What needs to be done ▸ List, from the lines below, each one with "Tandoori" in it.

>> start Data for this task

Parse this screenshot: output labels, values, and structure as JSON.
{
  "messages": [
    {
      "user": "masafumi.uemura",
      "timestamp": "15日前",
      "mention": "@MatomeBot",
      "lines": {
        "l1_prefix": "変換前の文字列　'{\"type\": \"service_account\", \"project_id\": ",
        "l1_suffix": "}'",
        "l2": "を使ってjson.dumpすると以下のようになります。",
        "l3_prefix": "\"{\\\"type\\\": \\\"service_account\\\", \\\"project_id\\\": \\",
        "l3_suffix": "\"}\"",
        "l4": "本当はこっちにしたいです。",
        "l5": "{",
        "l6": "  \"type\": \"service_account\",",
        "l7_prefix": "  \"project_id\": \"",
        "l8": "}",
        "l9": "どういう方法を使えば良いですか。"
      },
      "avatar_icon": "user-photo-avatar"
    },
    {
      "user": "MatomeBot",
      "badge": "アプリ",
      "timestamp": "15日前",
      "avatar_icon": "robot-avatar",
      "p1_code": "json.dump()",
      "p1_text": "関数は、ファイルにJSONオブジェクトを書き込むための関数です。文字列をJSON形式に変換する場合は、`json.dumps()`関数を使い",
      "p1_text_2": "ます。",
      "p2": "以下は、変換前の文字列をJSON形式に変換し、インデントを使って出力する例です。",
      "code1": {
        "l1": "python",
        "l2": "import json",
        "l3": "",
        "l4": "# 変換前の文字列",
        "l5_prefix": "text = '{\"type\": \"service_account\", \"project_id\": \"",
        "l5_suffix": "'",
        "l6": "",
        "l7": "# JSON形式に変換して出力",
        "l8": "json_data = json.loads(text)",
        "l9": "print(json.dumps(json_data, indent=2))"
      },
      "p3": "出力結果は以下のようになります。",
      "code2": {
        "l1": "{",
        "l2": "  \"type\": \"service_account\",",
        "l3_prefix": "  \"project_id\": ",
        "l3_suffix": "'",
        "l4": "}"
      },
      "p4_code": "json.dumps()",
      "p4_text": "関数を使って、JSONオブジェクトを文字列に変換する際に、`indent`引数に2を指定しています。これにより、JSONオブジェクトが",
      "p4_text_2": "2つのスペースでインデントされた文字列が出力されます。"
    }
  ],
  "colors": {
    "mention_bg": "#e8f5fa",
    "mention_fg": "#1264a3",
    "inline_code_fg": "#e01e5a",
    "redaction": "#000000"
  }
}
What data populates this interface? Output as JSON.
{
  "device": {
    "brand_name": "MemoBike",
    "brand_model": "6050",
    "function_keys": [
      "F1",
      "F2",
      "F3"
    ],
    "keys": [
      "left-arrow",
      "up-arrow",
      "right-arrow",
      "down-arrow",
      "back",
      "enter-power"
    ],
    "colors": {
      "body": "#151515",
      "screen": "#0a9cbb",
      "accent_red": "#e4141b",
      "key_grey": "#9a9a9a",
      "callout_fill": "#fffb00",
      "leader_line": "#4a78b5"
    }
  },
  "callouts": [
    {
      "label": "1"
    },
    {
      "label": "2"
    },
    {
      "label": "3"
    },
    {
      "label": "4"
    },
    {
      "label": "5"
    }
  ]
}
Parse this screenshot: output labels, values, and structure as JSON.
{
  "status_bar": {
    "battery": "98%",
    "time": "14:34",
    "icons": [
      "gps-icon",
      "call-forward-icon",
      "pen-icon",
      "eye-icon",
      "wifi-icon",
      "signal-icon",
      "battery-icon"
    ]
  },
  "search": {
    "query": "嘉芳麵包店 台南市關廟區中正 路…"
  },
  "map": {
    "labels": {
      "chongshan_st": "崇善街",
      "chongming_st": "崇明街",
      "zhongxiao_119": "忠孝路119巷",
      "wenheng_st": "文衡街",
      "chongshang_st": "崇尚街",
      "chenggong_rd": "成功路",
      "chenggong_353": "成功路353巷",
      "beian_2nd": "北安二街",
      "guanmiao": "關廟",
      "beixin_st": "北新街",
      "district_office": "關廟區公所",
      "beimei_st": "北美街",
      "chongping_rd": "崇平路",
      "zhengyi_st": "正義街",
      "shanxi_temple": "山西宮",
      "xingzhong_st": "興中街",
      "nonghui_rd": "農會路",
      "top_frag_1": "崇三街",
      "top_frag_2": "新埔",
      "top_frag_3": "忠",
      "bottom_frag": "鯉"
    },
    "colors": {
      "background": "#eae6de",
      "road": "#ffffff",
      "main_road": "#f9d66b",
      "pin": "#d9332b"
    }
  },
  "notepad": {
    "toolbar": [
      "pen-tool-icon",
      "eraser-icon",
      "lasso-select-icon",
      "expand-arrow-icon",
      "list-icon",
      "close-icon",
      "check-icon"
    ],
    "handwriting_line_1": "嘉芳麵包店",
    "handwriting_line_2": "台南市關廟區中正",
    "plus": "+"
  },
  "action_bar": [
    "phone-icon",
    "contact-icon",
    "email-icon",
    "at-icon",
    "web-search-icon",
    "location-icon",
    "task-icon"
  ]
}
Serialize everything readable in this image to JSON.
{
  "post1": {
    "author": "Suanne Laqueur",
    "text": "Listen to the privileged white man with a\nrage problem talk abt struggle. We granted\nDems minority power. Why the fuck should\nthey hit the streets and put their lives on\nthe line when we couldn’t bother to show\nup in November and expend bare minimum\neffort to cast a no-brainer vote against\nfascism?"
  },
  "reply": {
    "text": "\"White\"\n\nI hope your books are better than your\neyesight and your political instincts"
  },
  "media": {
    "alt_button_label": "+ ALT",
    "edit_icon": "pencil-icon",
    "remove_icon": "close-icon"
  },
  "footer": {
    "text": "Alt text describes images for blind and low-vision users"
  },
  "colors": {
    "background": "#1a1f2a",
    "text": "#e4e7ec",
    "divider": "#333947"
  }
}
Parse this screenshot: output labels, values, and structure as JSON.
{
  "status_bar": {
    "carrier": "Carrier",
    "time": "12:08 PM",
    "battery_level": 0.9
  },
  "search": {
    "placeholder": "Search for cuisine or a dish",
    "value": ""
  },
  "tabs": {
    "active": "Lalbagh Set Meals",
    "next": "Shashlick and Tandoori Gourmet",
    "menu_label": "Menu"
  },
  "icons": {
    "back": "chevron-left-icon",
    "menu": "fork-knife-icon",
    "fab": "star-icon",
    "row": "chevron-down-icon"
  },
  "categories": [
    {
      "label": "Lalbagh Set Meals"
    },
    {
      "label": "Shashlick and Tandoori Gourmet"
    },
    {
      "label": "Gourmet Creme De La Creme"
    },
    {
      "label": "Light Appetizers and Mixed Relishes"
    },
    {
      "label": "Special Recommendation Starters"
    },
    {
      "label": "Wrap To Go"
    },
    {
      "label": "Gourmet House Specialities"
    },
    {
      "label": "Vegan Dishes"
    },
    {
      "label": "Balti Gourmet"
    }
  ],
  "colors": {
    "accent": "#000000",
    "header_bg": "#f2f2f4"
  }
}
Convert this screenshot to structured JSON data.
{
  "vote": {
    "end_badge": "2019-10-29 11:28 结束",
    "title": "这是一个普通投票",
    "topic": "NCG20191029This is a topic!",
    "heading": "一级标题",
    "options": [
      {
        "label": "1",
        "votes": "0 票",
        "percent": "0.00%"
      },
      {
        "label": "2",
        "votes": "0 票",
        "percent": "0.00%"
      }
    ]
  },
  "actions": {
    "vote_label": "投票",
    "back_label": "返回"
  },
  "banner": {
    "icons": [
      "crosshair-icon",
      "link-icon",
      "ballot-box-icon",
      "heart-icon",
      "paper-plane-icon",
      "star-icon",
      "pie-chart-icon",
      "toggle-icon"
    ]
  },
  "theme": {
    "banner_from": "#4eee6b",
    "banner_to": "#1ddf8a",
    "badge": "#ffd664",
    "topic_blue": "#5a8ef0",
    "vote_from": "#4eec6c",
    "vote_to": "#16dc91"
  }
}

>> end Data for this task

Expected output ▸
    "next": "Shashlick and Tandoori Gourmet",
      "label": "Shashlick and Tandoori Gourmet"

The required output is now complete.